• WHAT NEEDS TO BE DONE: Look through the records below and collect all lines that hold the string "Salman".

***** RECORDS FOR PROCESSING

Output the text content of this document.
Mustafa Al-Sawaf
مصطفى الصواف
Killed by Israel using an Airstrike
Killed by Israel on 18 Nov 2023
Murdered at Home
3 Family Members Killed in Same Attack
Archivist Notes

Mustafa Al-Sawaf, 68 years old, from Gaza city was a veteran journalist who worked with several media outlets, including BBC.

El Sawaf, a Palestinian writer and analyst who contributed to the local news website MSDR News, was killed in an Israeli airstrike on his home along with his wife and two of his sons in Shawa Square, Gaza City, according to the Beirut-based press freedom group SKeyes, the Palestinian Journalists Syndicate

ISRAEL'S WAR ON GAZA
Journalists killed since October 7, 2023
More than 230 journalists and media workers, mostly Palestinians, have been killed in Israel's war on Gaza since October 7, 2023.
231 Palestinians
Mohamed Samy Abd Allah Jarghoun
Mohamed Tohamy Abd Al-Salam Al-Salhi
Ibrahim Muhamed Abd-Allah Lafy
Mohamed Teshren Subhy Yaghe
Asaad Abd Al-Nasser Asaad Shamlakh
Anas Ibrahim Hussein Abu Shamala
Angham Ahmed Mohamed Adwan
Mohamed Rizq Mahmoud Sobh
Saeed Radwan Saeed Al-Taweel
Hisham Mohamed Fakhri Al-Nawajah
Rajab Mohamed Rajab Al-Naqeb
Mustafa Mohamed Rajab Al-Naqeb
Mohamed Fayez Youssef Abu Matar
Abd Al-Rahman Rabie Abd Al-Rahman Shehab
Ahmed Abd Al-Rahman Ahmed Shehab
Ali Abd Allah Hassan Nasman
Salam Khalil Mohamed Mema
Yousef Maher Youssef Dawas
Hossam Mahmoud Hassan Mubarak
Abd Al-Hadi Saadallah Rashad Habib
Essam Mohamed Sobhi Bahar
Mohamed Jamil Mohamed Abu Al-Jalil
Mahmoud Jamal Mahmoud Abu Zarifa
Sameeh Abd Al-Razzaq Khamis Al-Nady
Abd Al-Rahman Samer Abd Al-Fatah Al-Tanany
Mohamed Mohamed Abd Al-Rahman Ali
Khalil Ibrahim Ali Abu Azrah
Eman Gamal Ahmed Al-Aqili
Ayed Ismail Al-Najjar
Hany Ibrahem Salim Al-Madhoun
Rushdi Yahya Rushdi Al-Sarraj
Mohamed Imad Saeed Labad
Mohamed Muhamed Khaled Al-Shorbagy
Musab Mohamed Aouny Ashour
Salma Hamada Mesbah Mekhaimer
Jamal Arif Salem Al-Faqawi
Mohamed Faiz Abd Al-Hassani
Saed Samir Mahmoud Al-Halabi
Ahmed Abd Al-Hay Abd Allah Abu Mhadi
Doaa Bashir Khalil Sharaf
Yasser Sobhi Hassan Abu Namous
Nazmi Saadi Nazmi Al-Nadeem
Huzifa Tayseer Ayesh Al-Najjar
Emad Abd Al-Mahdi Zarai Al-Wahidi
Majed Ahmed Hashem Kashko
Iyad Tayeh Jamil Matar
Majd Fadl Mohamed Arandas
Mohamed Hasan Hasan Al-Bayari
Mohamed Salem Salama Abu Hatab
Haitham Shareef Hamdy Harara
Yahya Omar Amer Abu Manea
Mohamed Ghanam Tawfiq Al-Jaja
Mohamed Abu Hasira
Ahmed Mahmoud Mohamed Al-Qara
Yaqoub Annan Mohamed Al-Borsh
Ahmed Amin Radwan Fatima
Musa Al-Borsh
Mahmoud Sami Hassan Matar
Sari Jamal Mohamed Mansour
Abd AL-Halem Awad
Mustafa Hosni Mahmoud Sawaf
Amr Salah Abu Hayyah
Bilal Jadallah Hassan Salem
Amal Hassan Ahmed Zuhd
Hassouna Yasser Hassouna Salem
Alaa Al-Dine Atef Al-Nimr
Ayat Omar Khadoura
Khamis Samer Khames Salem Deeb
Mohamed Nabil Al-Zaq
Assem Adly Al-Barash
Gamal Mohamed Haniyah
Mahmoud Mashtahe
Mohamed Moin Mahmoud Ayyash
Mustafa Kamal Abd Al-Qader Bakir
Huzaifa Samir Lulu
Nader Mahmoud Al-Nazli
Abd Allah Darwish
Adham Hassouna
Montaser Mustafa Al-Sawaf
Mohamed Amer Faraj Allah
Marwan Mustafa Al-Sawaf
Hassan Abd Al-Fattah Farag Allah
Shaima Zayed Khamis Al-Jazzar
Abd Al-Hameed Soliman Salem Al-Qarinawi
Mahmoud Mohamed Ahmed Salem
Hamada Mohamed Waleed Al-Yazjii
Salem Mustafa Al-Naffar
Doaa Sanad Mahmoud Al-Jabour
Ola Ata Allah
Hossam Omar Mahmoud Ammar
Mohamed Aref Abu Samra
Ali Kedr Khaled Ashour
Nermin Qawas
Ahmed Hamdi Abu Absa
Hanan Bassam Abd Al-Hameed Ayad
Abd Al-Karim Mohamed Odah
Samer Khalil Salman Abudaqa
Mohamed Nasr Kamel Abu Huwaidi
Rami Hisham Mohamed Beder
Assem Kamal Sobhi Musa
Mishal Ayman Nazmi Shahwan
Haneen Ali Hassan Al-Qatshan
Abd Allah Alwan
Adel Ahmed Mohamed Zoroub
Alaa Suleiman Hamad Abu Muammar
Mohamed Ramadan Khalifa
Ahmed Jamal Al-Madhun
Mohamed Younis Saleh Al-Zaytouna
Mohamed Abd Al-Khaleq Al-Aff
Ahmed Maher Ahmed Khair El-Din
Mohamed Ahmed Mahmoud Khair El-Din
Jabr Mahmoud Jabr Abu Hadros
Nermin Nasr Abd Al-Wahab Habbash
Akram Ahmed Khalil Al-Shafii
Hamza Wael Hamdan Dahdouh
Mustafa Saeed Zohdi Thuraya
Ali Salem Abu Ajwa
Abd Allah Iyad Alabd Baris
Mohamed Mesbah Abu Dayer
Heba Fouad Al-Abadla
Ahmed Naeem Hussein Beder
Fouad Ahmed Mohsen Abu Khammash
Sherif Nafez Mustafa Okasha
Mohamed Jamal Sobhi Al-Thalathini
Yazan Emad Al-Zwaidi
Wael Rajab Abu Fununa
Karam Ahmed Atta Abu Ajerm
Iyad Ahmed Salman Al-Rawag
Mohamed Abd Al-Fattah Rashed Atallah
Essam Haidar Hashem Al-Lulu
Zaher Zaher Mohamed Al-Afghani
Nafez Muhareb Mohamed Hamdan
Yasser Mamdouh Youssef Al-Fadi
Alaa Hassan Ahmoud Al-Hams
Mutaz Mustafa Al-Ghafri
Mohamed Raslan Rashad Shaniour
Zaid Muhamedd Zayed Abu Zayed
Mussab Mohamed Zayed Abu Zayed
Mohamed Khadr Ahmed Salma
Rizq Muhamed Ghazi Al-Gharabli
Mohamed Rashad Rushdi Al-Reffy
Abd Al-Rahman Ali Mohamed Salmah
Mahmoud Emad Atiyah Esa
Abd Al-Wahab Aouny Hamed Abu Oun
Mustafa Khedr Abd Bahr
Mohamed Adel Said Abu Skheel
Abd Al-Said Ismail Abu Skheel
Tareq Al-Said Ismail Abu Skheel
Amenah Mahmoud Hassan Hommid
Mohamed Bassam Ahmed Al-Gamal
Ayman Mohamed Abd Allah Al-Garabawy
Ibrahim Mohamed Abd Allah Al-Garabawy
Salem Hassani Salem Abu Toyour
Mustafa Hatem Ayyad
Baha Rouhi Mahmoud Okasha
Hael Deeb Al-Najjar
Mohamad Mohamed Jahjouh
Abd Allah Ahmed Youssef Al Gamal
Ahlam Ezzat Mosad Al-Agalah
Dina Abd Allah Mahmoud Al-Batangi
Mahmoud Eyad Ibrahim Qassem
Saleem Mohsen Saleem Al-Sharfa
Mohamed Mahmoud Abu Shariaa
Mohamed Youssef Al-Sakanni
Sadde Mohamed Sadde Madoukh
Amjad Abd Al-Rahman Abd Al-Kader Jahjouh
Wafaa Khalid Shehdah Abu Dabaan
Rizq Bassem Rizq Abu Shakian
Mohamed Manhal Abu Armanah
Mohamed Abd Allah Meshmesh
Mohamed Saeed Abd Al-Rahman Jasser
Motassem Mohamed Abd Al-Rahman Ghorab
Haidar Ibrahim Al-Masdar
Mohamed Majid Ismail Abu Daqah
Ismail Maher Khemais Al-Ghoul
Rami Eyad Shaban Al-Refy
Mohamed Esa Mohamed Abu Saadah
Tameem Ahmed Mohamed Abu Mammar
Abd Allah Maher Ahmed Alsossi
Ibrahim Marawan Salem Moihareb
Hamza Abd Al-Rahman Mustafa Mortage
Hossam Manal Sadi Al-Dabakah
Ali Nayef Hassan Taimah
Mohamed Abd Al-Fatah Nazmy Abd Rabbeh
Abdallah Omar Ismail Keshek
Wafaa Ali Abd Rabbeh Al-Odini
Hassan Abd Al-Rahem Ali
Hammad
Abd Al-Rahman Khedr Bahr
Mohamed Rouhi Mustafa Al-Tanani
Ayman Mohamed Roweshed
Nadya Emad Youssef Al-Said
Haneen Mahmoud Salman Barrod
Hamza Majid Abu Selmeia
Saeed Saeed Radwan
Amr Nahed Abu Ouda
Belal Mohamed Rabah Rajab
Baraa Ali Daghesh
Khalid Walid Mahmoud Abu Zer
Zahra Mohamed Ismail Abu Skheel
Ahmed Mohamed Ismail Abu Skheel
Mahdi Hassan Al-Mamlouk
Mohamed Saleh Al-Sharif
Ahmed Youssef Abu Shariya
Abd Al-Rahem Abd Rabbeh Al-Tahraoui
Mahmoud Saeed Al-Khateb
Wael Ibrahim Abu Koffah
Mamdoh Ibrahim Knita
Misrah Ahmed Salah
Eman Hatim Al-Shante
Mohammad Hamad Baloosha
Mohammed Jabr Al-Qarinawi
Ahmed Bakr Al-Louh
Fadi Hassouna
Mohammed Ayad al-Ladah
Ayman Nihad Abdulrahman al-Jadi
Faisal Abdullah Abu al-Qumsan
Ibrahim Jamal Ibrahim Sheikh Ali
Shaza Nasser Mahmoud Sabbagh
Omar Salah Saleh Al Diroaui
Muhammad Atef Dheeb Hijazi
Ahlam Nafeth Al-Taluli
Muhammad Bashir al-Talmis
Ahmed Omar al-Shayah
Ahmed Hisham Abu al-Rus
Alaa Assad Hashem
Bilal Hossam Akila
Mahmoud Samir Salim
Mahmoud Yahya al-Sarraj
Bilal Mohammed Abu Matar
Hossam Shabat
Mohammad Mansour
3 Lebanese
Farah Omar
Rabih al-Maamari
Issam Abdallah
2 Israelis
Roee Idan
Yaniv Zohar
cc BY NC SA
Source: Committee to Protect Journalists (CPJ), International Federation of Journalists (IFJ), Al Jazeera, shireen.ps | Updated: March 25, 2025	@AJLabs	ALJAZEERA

**********

• TASK SOLUTION:
Samer Khalil Salman Abudaqa
Iyad Ahmed Salman Al-Rawag
Haneen Mahmoud Salman Barrod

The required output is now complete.